Word for word, quote all of the material, omitting the pictures.

### Figure dataset records:
** Begin **
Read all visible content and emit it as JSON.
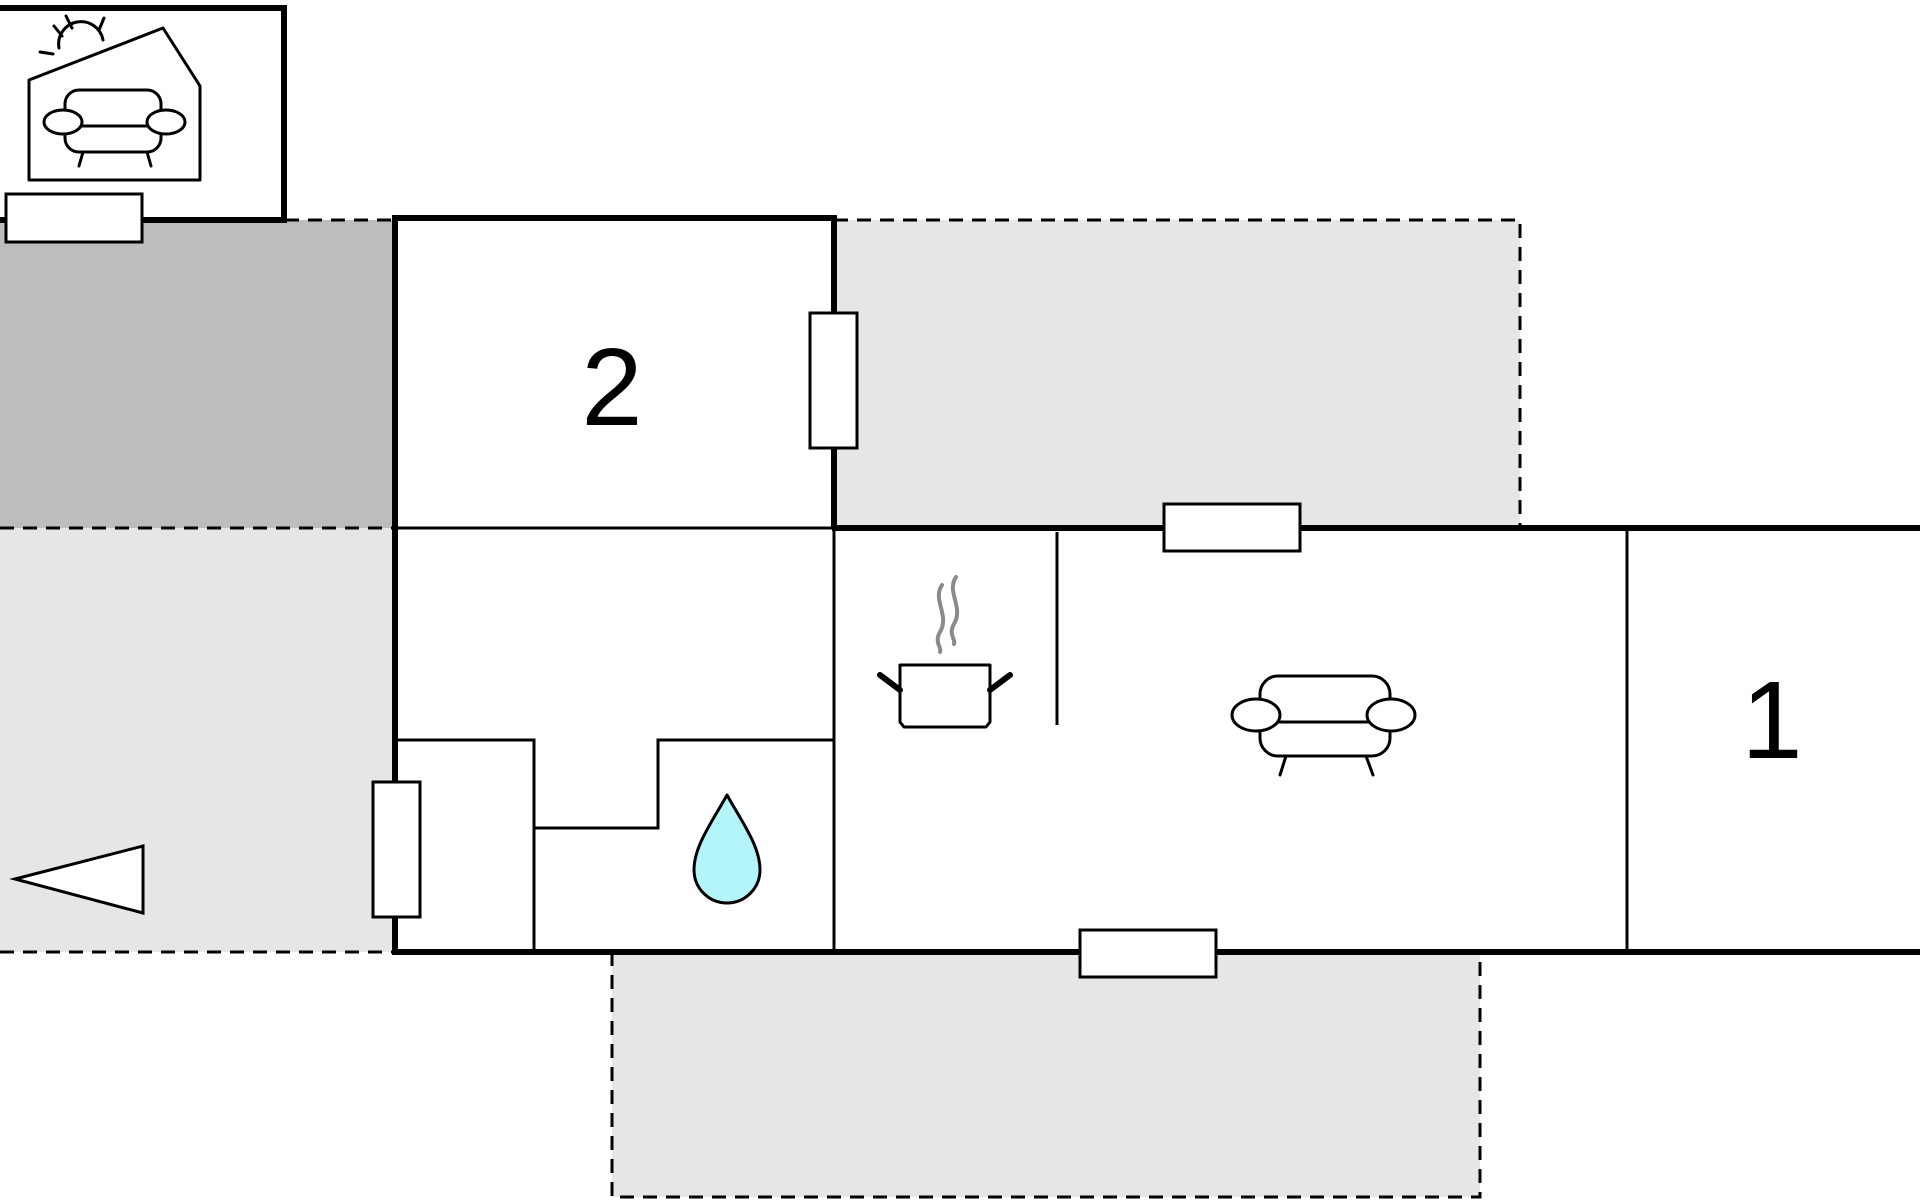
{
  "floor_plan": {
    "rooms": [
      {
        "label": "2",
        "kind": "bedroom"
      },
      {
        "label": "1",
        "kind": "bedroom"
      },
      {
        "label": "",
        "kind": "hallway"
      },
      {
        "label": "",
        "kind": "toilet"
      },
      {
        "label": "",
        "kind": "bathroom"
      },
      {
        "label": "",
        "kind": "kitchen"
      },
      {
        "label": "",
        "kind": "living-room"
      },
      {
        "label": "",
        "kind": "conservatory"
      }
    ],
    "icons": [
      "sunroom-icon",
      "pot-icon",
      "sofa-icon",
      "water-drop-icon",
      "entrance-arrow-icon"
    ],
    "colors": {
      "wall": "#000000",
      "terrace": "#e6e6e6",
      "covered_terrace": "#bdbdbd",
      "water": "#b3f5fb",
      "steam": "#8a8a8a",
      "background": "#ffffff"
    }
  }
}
** End **
### Expected answer:
Read all visible content and emit it as JSON.
{
  "floor_plan": {
    "rooms": [
      {
        "label": "2",
        "kind": "bedroom"
      },
      {
        "label": "1",
        "kind": "bedroom"
      },
      {
        "label": "",
        "kind": "hallway"
      },
      {
        "label": "",
        "kind": "toilet"
      },
      {
        "label": "",
        "kind": "bathroom"
      },
      {
        "label": "",
        "kind": "kitchen"
      },
      {
        "label": "",
        "kind": "living-room"
      },
      {
        "label": "",
        "kind": "conservatory"
      }
    ],
    "icons": [
      "sunroom-icon",
      "pot-icon",
      "sofa-icon",
      "water-drop-icon",
      "entrance-arrow-icon"
    ],
    "colors": {
      "wall": "#000000",
      "terrace": "#e6e6e6",
      "covered_terrace": "#bdbdbd",
      "water": "#b3f5fb",
      "steam": "#8a8a8a",
      "background": "#ffffff"
    }
  }
}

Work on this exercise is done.